**REQUIRED WORK**
Read the records below and copy each line that contains "Liceu".

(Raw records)
○ ○ ○ ○

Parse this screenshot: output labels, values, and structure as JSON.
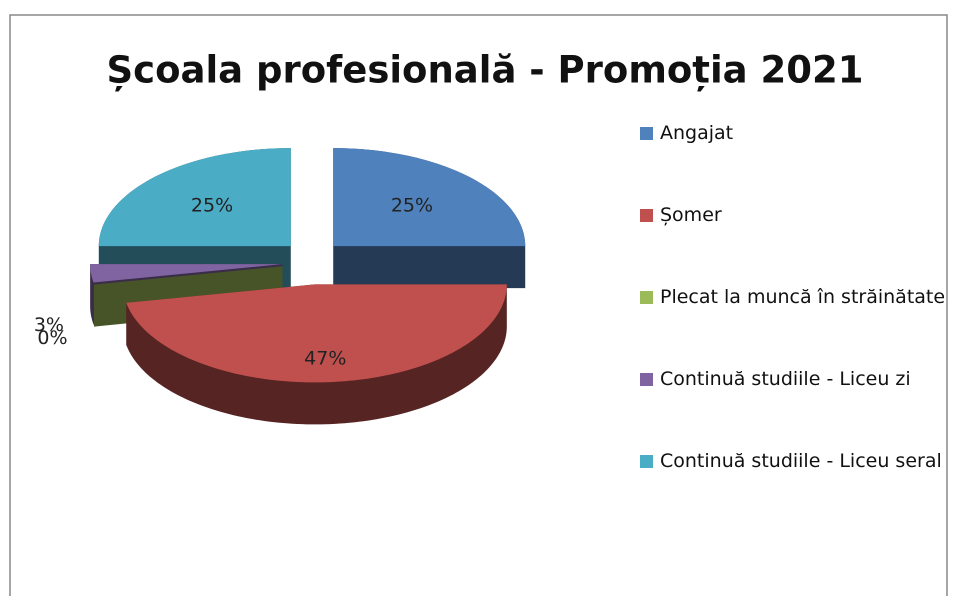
{
  "chart_data": {
    "type": "pie",
    "title": "Școala profesională - Promoția 2021",
    "categories": [
      "Angajat",
      "Șomer",
      "Plecat la muncă în străinătate",
      "Continuă studiile - Liceu zi",
      "Continuă studiile - Liceu seral"
    ],
    "values": [
      25,
      47,
      0,
      3,
      25
    ],
    "value_labels": [
      "25%",
      "47%",
      "0%",
      "3%",
      "25%"
    ],
    "colors": [
      "#4f81bd",
      "#c0504d",
      "#9bbb59",
      "#8064a2",
      "#4bacc6"
    ],
    "legend": "right"
  }
}
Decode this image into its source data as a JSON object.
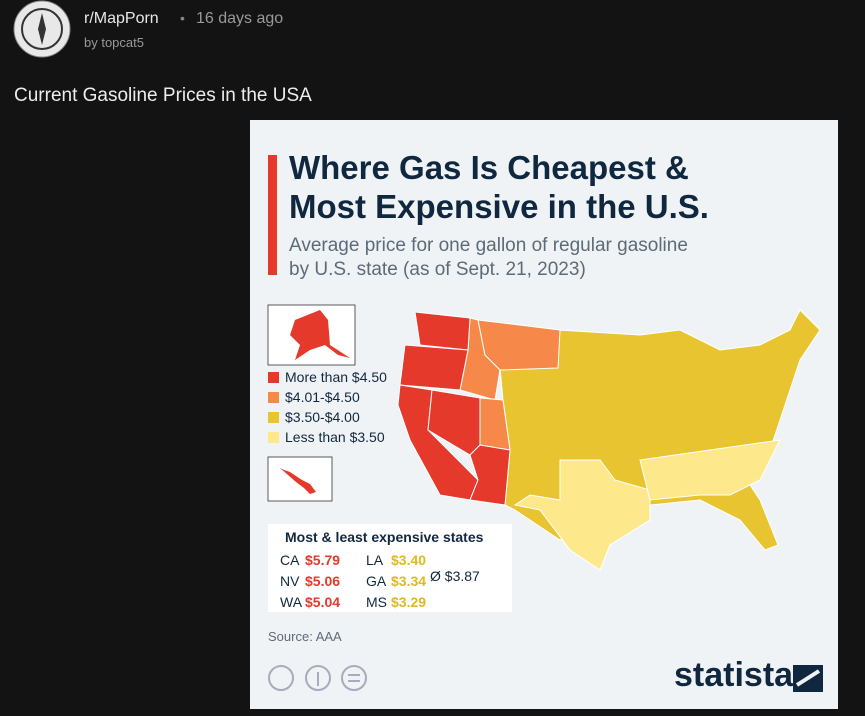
{
  "post": {
    "subreddit": "r/MapPorn",
    "separator": "•",
    "age": "16 days ago",
    "author": "by topcat5",
    "title": "Current Gasoline Prices in the USA"
  },
  "infographic": {
    "title": [
      "Where Gas Is Cheapest &",
      "Most Expensive in the U.S."
    ],
    "subtitle": [
      "Average price for one gallon of regular gasoline",
      "by U.S. state (as of Sept. 21, 2023)"
    ],
    "legend": [
      {
        "label": "More than $4.50",
        "color": "#e5392b"
      },
      {
        "label": "$4.01-$4.50",
        "color": "#f6894a"
      },
      {
        "label": "$3.50-$4.00",
        "color": "#e8c430"
      },
      {
        "label": "Less than $3.50",
        "color": "#fde98c"
      }
    ],
    "table": {
      "heading": "Most & least expensive states",
      "rows": [
        [
          {
            "state": "CA",
            "price": "$5.79"
          },
          {
            "state": "LA",
            "price": "$3.40"
          }
        ],
        [
          {
            "state": "NV",
            "price": "$5.06"
          },
          {
            "state": "GA",
            "price": "$3.34"
          }
        ],
        [
          {
            "state": "WA",
            "price": "$5.04"
          },
          {
            "state": "MS",
            "price": "$3.29"
          }
        ]
      ],
      "average": "Ø $3.87"
    },
    "source": "Source: AAA",
    "logo": "statista"
  }
}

○ ○ ○ ○

**THE RESULT**
      "Continuă studiile - Liceu zi",
      "Continuă studiile - Liceu seral"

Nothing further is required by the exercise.